+++ Stored data
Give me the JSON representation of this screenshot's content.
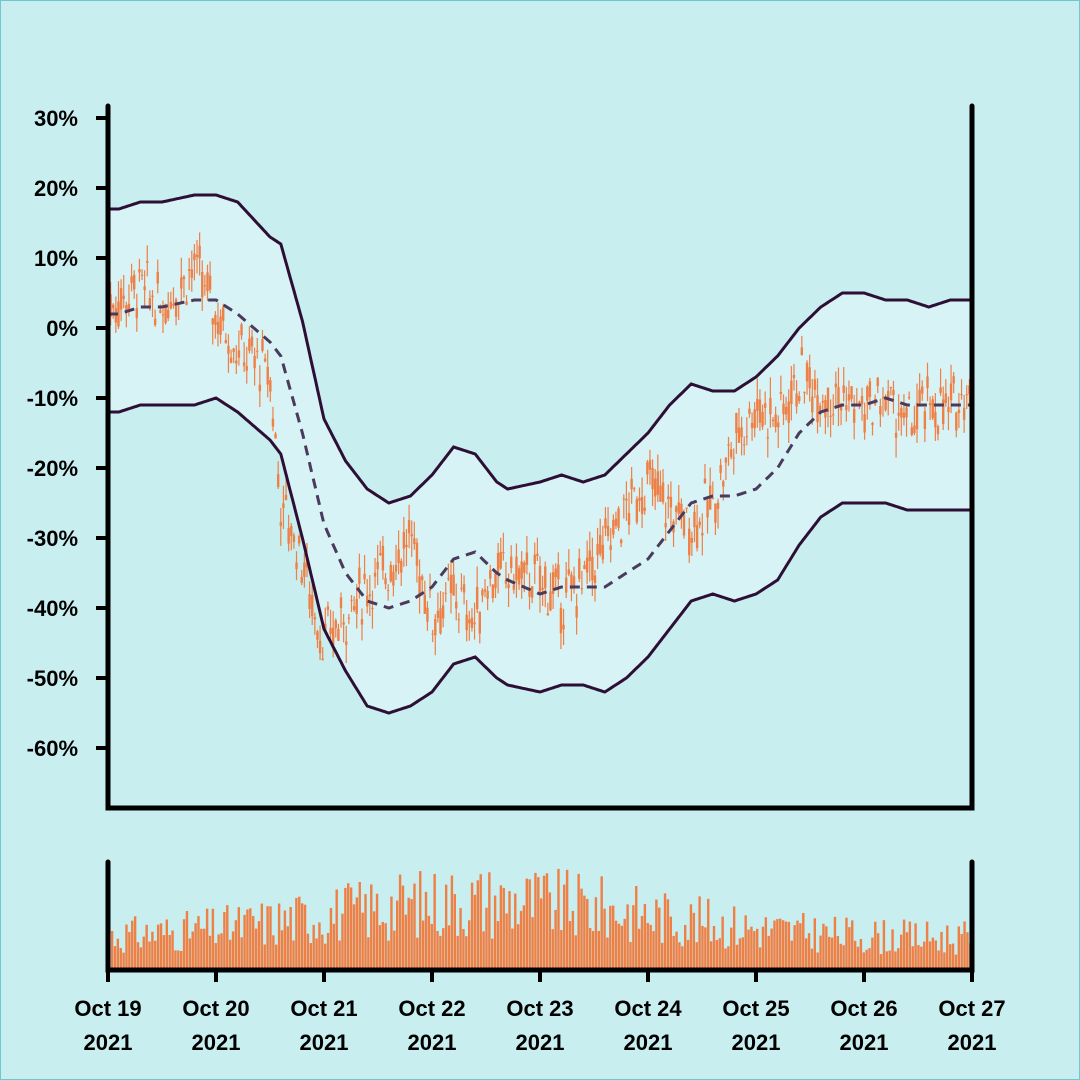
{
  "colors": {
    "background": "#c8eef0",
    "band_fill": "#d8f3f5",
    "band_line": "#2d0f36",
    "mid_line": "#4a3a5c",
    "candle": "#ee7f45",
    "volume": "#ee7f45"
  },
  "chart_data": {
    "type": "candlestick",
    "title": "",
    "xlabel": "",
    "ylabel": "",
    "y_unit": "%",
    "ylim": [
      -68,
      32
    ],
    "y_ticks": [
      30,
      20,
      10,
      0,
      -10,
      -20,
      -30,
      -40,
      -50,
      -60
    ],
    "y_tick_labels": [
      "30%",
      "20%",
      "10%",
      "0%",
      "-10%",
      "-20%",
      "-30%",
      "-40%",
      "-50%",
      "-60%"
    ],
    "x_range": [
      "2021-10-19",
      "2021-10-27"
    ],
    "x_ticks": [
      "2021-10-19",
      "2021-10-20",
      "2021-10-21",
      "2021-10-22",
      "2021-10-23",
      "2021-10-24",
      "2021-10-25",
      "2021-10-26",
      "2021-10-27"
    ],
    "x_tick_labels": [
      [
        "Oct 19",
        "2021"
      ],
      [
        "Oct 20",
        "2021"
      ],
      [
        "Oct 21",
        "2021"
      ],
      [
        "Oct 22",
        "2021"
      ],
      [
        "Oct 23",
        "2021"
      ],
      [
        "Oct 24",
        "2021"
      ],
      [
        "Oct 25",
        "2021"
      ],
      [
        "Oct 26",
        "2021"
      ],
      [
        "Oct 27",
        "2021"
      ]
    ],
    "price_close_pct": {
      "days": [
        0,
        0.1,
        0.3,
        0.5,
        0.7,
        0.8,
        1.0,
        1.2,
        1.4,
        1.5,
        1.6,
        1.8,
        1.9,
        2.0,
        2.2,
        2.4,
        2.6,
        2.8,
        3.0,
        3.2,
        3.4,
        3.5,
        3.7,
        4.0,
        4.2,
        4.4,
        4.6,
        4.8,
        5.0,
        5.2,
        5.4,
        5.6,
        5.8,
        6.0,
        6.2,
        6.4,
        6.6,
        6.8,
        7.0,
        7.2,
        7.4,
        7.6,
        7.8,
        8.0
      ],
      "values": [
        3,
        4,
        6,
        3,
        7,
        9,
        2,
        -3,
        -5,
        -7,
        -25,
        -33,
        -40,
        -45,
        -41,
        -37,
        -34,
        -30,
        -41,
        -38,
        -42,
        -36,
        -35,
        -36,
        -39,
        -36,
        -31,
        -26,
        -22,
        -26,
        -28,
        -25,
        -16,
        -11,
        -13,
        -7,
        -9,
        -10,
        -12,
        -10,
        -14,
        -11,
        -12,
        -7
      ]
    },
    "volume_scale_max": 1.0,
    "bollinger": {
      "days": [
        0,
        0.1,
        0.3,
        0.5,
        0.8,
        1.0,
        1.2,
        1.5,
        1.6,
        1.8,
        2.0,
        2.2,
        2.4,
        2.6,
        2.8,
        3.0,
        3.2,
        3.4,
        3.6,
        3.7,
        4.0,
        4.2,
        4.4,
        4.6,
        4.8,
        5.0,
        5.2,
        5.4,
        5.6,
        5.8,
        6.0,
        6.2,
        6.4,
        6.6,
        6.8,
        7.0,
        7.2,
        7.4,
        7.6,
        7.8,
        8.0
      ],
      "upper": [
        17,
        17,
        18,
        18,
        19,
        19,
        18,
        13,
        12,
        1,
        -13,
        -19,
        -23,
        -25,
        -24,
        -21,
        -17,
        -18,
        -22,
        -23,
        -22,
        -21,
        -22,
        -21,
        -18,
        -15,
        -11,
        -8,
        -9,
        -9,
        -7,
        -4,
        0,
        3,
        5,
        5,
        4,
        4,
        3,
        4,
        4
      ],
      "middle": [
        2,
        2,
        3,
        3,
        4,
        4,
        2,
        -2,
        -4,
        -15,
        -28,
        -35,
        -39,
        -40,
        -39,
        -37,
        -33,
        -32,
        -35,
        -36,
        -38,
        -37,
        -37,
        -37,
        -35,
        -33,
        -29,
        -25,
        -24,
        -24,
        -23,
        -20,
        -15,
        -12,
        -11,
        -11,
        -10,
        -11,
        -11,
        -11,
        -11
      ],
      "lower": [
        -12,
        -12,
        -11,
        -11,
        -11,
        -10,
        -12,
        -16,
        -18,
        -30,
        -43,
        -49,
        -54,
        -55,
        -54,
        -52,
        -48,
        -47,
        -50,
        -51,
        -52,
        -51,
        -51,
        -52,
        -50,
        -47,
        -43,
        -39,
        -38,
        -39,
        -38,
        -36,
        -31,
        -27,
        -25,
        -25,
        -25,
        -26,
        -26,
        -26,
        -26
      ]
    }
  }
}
++++++
Task details>
Write out every line above exactly as it is, leaving out the pictures.

Exercise response>
Give me the JSON representation of this screenshot's content.
{
  "colors": {
    "background": "#c8eef0",
    "band_fill": "#d8f3f5",
    "band_line": "#2d0f36",
    "mid_line": "#4a3a5c",
    "candle": "#ee7f45",
    "volume": "#ee7f45"
  },
  "chart_data": {
    "type": "candlestick",
    "title": "",
    "xlabel": "",
    "ylabel": "",
    "y_unit": "%",
    "ylim": [
      -68,
      32
    ],
    "y_ticks": [
      30,
      20,
      10,
      0,
      -10,
      -20,
      -30,
      -40,
      -50,
      -60
    ],
    "y_tick_labels": [
      "30%",
      "20%",
      "10%",
      "0%",
      "-10%",
      "-20%",
      "-30%",
      "-40%",
      "-50%",
      "-60%"
    ],
    "x_range": [
      "2021-10-19",
      "2021-10-27"
    ],
    "x_ticks": [
      "2021-10-19",
      "2021-10-20",
      "2021-10-21",
      "2021-10-22",
      "2021-10-23",
      "2021-10-24",
      "2021-10-25",
      "2021-10-26",
      "2021-10-27"
    ],
    "x_tick_labels": [
      [
        "Oct 19",
        "2021"
      ],
      [
        "Oct 20",
        "2021"
      ],
      [
        "Oct 21",
        "2021"
      ],
      [
        "Oct 22",
        "2021"
      ],
      [
        "Oct 23",
        "2021"
      ],
      [
        "Oct 24",
        "2021"
      ],
      [
        "Oct 25",
        "2021"
      ],
      [
        "Oct 26",
        "2021"
      ],
      [
        "Oct 27",
        "2021"
      ]
    ],
    "price_close_pct": {
      "days": [
        0,
        0.1,
        0.3,
        0.5,
        0.7,
        0.8,
        1.0,
        1.2,
        1.4,
        1.5,
        1.6,
        1.8,
        1.9,
        2.0,
        2.2,
        2.4,
        2.6,
        2.8,
        3.0,
        3.2,
        3.4,
        3.5,
        3.7,
        4.0,
        4.2,
        4.4,
        4.6,
        4.8,
        5.0,
        5.2,
        5.4,
        5.6,
        5.8,
        6.0,
        6.2,
        6.4,
        6.6,
        6.8,
        7.0,
        7.2,
        7.4,
        7.6,
        7.8,
        8.0
      ],
      "values": [
        3,
        4,
        6,
        3,
        7,
        9,
        2,
        -3,
        -5,
        -7,
        -25,
        -33,
        -40,
        -45,
        -41,
        -37,
        -34,
        -30,
        -41,
        -38,
        -42,
        -36,
        -35,
        -36,
        -39,
        -36,
        -31,
        -26,
        -22,
        -26,
        -28,
        -25,
        -16,
        -11,
        -13,
        -7,
        -9,
        -10,
        -12,
        -10,
        -14,
        -11,
        -12,
        -7
      ]
    },
    "volume_scale_max": 1.0,
    "bollinger": {
      "days": [
        0,
        0.1,
        0.3,
        0.5,
        0.8,
        1.0,
        1.2,
        1.5,
        1.6,
        1.8,
        2.0,
        2.2,
        2.4,
        2.6,
        2.8,
        3.0,
        3.2,
        3.4,
        3.6,
        3.7,
        4.0,
        4.2,
        4.4,
        4.6,
        4.8,
        5.0,
        5.2,
        5.4,
        5.6,
        5.8,
        6.0,
        6.2,
        6.4,
        6.6,
        6.8,
        7.0,
        7.2,
        7.4,
        7.6,
        7.8,
        8.0
      ],
      "upper": [
        17,
        17,
        18,
        18,
        19,
        19,
        18,
        13,
        12,
        1,
        -13,
        -19,
        -23,
        -25,
        -24,
        -21,
        -17,
        -18,
        -22,
        -23,
        -22,
        -21,
        -22,
        -21,
        -18,
        -15,
        -11,
        -8,
        -9,
        -9,
        -7,
        -4,
        0,
        3,
        5,
        5,
        4,
        4,
        3,
        4,
        4
      ],
      "middle": [
        2,
        2,
        3,
        3,
        4,
        4,
        2,
        -2,
        -4,
        -15,
        -28,
        -35,
        -39,
        -40,
        -39,
        -37,
        -33,
        -32,
        -35,
        -36,
        -38,
        -37,
        -37,
        -37,
        -35,
        -33,
        -29,
        -25,
        -24,
        -24,
        -23,
        -20,
        -15,
        -12,
        -11,
        -11,
        -10,
        -11,
        -11,
        -11,
        -11
      ],
      "lower": [
        -12,
        -12,
        -11,
        -11,
        -11,
        -10,
        -12,
        -16,
        -18,
        -30,
        -43,
        -49,
        -54,
        -55,
        -54,
        -52,
        -48,
        -47,
        -50,
        -51,
        -52,
        -51,
        -51,
        -52,
        -50,
        -47,
        -43,
        -39,
        -38,
        -39,
        -38,
        -36,
        -31,
        -27,
        -25,
        -25,
        -25,
        -26,
        -26,
        -26,
        -26
      ]
    }
  }
}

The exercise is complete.